- _Requirement_:
Print all the records exactly, please.

(Items from a data source)
>> start
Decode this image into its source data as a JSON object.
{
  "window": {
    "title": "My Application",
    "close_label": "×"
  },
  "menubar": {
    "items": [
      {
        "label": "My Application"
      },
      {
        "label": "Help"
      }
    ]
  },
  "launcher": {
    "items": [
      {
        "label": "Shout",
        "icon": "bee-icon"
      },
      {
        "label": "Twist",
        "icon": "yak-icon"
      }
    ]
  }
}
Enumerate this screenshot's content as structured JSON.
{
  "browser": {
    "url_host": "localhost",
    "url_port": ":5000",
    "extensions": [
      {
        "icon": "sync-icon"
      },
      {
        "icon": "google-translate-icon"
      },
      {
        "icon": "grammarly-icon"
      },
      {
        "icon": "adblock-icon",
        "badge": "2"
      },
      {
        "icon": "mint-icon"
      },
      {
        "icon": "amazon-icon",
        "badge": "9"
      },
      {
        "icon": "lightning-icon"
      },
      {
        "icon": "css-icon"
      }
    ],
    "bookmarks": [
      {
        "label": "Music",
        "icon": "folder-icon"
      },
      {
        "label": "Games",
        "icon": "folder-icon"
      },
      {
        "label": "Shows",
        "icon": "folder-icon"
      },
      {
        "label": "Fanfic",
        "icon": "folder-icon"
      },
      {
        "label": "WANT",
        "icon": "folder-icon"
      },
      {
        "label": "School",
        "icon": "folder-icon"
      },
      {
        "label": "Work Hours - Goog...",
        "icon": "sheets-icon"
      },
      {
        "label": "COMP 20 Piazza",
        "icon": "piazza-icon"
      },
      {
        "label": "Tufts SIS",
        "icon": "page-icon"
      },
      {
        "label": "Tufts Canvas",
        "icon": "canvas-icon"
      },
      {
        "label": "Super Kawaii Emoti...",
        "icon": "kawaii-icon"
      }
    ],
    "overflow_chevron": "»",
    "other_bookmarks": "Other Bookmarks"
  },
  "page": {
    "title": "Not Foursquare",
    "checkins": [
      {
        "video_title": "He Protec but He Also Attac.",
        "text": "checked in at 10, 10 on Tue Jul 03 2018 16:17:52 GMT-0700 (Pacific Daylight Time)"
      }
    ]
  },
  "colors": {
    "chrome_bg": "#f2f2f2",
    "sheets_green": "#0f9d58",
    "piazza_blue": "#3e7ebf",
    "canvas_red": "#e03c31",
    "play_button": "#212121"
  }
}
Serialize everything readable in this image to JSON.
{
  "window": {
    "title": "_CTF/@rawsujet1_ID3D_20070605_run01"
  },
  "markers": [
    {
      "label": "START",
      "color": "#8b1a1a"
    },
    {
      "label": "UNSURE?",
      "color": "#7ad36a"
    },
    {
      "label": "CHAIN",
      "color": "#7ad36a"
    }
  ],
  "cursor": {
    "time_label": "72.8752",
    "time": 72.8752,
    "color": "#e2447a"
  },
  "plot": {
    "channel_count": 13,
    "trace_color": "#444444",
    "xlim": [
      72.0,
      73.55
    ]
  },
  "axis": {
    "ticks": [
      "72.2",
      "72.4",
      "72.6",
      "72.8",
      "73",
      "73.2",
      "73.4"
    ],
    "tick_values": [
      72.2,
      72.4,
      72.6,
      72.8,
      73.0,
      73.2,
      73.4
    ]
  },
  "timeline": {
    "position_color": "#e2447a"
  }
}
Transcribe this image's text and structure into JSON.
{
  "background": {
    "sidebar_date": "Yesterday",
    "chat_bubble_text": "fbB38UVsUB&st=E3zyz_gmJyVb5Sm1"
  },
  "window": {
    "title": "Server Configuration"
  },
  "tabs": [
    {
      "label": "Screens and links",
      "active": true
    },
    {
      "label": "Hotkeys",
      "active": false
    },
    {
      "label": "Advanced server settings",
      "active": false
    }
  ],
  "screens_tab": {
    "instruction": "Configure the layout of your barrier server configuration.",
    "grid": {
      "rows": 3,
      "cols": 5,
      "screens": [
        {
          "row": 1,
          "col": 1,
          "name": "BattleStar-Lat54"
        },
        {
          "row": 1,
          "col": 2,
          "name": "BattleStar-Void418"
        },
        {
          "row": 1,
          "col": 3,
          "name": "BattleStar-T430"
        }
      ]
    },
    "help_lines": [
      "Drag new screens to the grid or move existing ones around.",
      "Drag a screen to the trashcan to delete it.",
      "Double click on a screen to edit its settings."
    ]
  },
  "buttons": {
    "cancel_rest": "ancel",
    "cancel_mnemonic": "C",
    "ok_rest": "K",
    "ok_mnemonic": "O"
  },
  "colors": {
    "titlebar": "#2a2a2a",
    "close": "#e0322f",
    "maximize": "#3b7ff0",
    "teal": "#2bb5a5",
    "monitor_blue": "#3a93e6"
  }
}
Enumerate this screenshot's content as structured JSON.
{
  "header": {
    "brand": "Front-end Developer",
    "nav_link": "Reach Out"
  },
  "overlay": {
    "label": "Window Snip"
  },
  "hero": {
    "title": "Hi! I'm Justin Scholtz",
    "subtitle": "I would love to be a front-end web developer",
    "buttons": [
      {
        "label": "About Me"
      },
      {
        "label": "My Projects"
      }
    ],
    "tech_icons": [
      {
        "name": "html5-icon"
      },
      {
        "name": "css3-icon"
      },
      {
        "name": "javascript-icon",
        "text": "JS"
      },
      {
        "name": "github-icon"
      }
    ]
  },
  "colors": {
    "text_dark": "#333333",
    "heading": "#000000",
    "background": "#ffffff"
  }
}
>> end
- _Written solution_:
Decode this image into its source data as a JSON object.
{
  "window": {
    "title": "My Application",
    "close_label": "×"
  },
  "menubar": {
    "items": [
      {
        "label": "My Application"
      },
      {
        "label": "Help"
      }
    ]
  },
  "launcher": {
    "items": [
      {
        "label": "Shout",
        "icon": "bee-icon"
      },
      {
        "label": "Twist",
        "icon": "yak-icon"
      }
    ]
  }
}
Enumerate this screenshot's content as structured JSON.
{
  "browser": {
    "url_host": "localhost",
    "url_port": ":5000",
    "extensions": [
      {
        "icon": "sync-icon"
      },
      {
        "icon": "google-translate-icon"
      },
      {
        "icon": "grammarly-icon"
      },
      {
        "icon": "adblock-icon",
        "badge": "2"
      },
      {
        "icon": "mint-icon"
      },
      {
        "icon": "amazon-icon",
        "badge": "9"
      },
      {
        "icon": "lightning-icon"
      },
      {
        "icon": "css-icon"
      }
    ],
    "bookmarks": [
      {
        "label": "Music",
        "icon": "folder-icon"
      },
      {
        "label": "Games",
        "icon": "folder-icon"
      },
      {
        "label": "Shows",
        "icon": "folder-icon"
      },
      {
        "label": "Fanfic",
        "icon": "folder-icon"
      },
      {
        "label": "WANT",
        "icon": "folder-icon"
      },
      {
        "label": "School",
        "icon": "folder-icon"
      },
      {
        "label": "Work Hours - Goog...",
        "icon": "sheets-icon"
      },
      {
        "label": "COMP 20 Piazza",
        "icon": "piazza-icon"
      },
      {
        "label": "Tufts SIS",
        "icon": "page-icon"
      },
      {
        "label": "Tufts Canvas",
        "icon": "canvas-icon"
      },
      {
        "label": "Super Kawaii Emoti...",
        "icon": "kawaii-icon"
      }
    ],
    "overflow_chevron": "»",
    "other_bookmarks": "Other Bookmarks"
  },
  "page": {
    "title": "Not Foursquare",
    "checkins": [
      {
        "video_title": "He Protec but He Also Attac.",
        "text": "checked in at 10, 10 on Tue Jul 03 2018 16:17:52 GMT-0700 (Pacific Daylight Time)"
      }
    ]
  },
  "colors": {
    "chrome_bg": "#f2f2f2",
    "sheets_green": "#0f9d58",
    "piazza_blue": "#3e7ebf",
    "canvas_red": "#e03c31",
    "play_button": "#212121"
  }
}
Serialize everything readable in this image to JSON.
{
  "window": {
    "title": "_CTF/@rawsujet1_ID3D_20070605_run01"
  },
  "markers": [
    {
      "label": "START",
      "color": "#8b1a1a"
    },
    {
      "label": "UNSURE?",
      "color": "#7ad36a"
    },
    {
      "label": "CHAIN",
      "color": "#7ad36a"
    }
  ],
  "cursor": {
    "time_label": "72.8752",
    "time": 72.8752,
    "color": "#e2447a"
  },
  "plot": {
    "channel_count": 13,
    "trace_color": "#444444",
    "xlim": [
      72.0,
      73.55
    ]
  },
  "axis": {
    "ticks": [
      "72.2",
      "72.4",
      "72.6",
      "72.8",
      "73",
      "73.2",
      "73.4"
    ],
    "tick_values": [
      72.2,
      72.4,
      72.6,
      72.8,
      73.0,
      73.2,
      73.4
    ]
  },
  "timeline": {
    "position_color": "#e2447a"
  }
}
Transcribe this image's text and structure into JSON.
{
  "background": {
    "sidebar_date": "Yesterday",
    "chat_bubble_text": "fbB38UVsUB&st=E3zyz_gmJyVb5Sm1"
  },
  "window": {
    "title": "Server Configuration"
  },
  "tabs": [
    {
      "label": "Screens and links",
      "active": true
    },
    {
      "label": "Hotkeys",
      "active": false
    },
    {
      "label": "Advanced server settings",
      "active": false
    }
  ],
  "screens_tab": {
    "instruction": "Configure the layout of your barrier server configuration.",
    "grid": {
      "rows": 3,
      "cols": 5,
      "screens": [
        {
          "row": 1,
          "col": 1,
          "name": "BattleStar-Lat54"
        },
        {
          "row": 1,
          "col": 2,
          "name": "BattleStar-Void418"
        },
        {
          "row": 1,
          "col": 3,
          "name": "BattleStar-T430"
        }
      ]
    },
    "help_lines": [
      "Drag new screens to the grid or move existing ones around.",
      "Drag a screen to the trashcan to delete it.",
      "Double click on a screen to edit its settings."
    ]
  },
  "buttons": {
    "cancel_rest": "ancel",
    "cancel_mnemonic": "C",
    "ok_rest": "K",
    "ok_mnemonic": "O"
  },
  "colors": {
    "titlebar": "#2a2a2a",
    "close": "#e0322f",
    "maximize": "#3b7ff0",
    "teal": "#2bb5a5",
    "monitor_blue": "#3a93e6"
  }
}
Enumerate this screenshot's content as structured JSON.
{
  "header": {
    "brand": "Front-end Developer",
    "nav_link": "Reach Out"
  },
  "overlay": {
    "label": "Window Snip"
  },
  "hero": {
    "title": "Hi! I'm Justin Scholtz",
    "subtitle": "I would love to be a front-end web developer",
    "buttons": [
      {
        "label": "About Me"
      },
      {
        "label": "My Projects"
      }
    ],
    "tech_icons": [
      {
        "name": "html5-icon"
      },
      {
        "name": "css3-icon"
      },
      {
        "name": "javascript-icon",
        "text": "JS"
      },
      {
        "name": "github-icon"
      }
    ]
  },
  "colors": {
    "text_dark": "#333333",
    "heading": "#000000",
    "background": "#ffffff"
  }
}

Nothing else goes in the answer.